**The task**
Give every line back verbatim, dropping all images.

··· Dataset content ···

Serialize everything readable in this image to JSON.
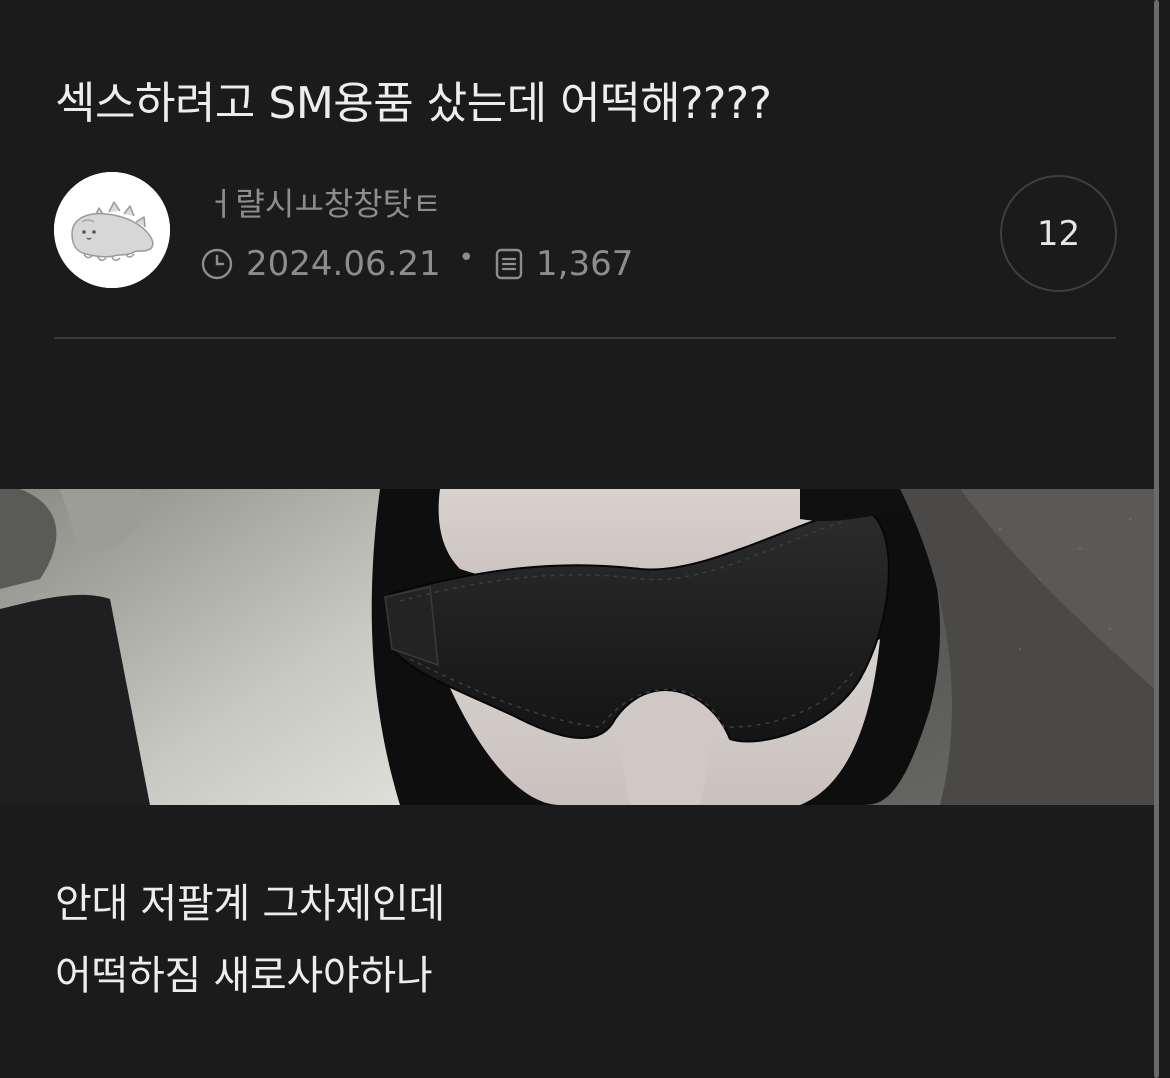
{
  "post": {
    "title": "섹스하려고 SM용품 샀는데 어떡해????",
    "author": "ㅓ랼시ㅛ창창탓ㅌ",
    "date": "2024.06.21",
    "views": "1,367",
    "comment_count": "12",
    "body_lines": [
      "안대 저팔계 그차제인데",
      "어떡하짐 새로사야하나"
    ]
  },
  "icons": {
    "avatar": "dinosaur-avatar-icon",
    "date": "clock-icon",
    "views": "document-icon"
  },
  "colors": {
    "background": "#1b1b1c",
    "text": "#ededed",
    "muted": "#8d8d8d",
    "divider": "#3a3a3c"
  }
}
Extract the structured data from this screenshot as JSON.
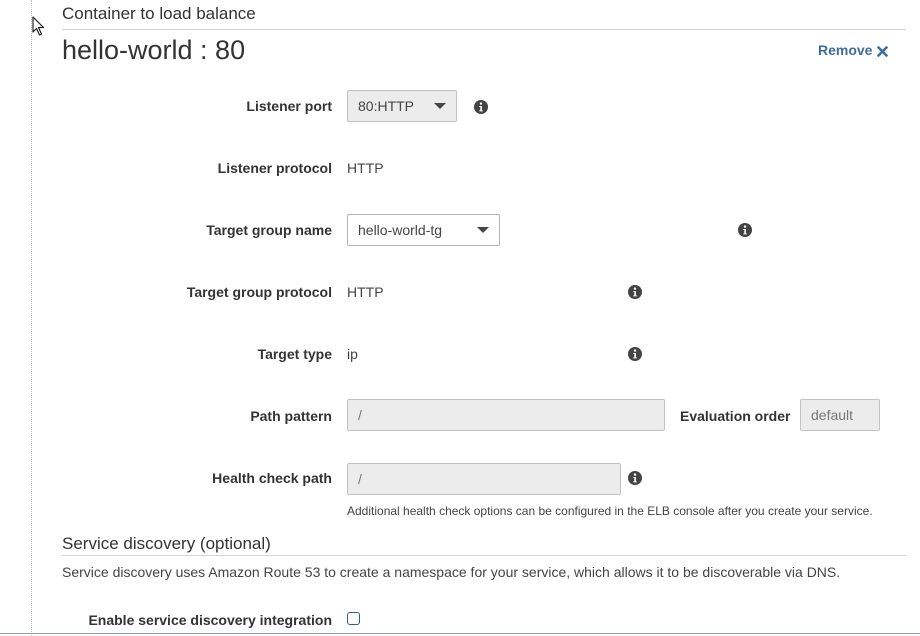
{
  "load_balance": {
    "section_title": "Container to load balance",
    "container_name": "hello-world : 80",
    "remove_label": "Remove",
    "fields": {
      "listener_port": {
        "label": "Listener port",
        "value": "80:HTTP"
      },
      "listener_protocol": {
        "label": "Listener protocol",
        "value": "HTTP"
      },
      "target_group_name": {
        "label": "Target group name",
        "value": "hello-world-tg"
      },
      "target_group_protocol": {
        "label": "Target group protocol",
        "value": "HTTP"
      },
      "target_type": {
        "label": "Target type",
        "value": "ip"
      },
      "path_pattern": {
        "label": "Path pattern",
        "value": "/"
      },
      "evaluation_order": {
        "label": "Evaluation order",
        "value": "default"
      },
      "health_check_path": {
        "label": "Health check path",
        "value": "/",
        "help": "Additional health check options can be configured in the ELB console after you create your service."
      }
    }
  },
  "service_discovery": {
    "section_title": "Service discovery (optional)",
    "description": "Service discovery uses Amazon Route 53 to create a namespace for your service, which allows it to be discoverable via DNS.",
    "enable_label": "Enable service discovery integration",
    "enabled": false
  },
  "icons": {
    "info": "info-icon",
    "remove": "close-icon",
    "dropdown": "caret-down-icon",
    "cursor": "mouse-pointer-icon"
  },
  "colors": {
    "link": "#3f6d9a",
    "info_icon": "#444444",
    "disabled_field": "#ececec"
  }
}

···

**Final result**
Serialize everything readable in this image to JSON.
{
  "post": {
    "title": "섹스하려고 SM용품 샀는데 어떡해????",
    "author": "ㅓ랼시ㅛ창창탓ㅌ",
    "date": "2024.06.21",
    "views": "1,367",
    "comment_count": "12",
    "body_lines": [
      "안대 저팔계 그차제인데",
      "어떡하짐 새로사야하나"
    ]
  },
  "icons": {
    "avatar": "dinosaur-avatar-icon",
    "date": "clock-icon",
    "views": "document-icon"
  },
  "colors": {
    "background": "#1b1b1c",
    "text": "#ededed",
    "muted": "#8d8d8d",
    "divider": "#3a3a3c"
  }
}
Extract the structured data from this screenshot as JSON.
{
  "load_balance": {
    "section_title": "Container to load balance",
    "container_name": "hello-world : 80",
    "remove_label": "Remove",
    "fields": {
      "listener_port": {
        "label": "Listener port",
        "value": "80:HTTP"
      },
      "listener_protocol": {
        "label": "Listener protocol",
        "value": "HTTP"
      },
      "target_group_name": {
        "label": "Target group name",
        "value": "hello-world-tg"
      },
      "target_group_protocol": {
        "label": "Target group protocol",
        "value": "HTTP"
      },
      "target_type": {
        "label": "Target type",
        "value": "ip"
      },
      "path_pattern": {
        "label": "Path pattern",
        "value": "/"
      },
      "evaluation_order": {
        "label": "Evaluation order",
        "value": "default"
      },
      "health_check_path": {
        "label": "Health check path",
        "value": "/",
        "help": "Additional health check options can be configured in the ELB console after you create your service."
      }
    }
  },
  "service_discovery": {
    "section_title": "Service discovery (optional)",
    "description": "Service discovery uses Amazon Route 53 to create a namespace for your service, which allows it to be discoverable via DNS.",
    "enable_label": "Enable service discovery integration",
    "enabled": false
  },
  "icons": {
    "info": "info-icon",
    "remove": "close-icon",
    "dropdown": "caret-down-icon",
    "cursor": "mouse-pointer-icon"
  },
  "colors": {
    "link": "#3f6d9a",
    "info_icon": "#444444",
    "disabled_field": "#ececec"
  }
}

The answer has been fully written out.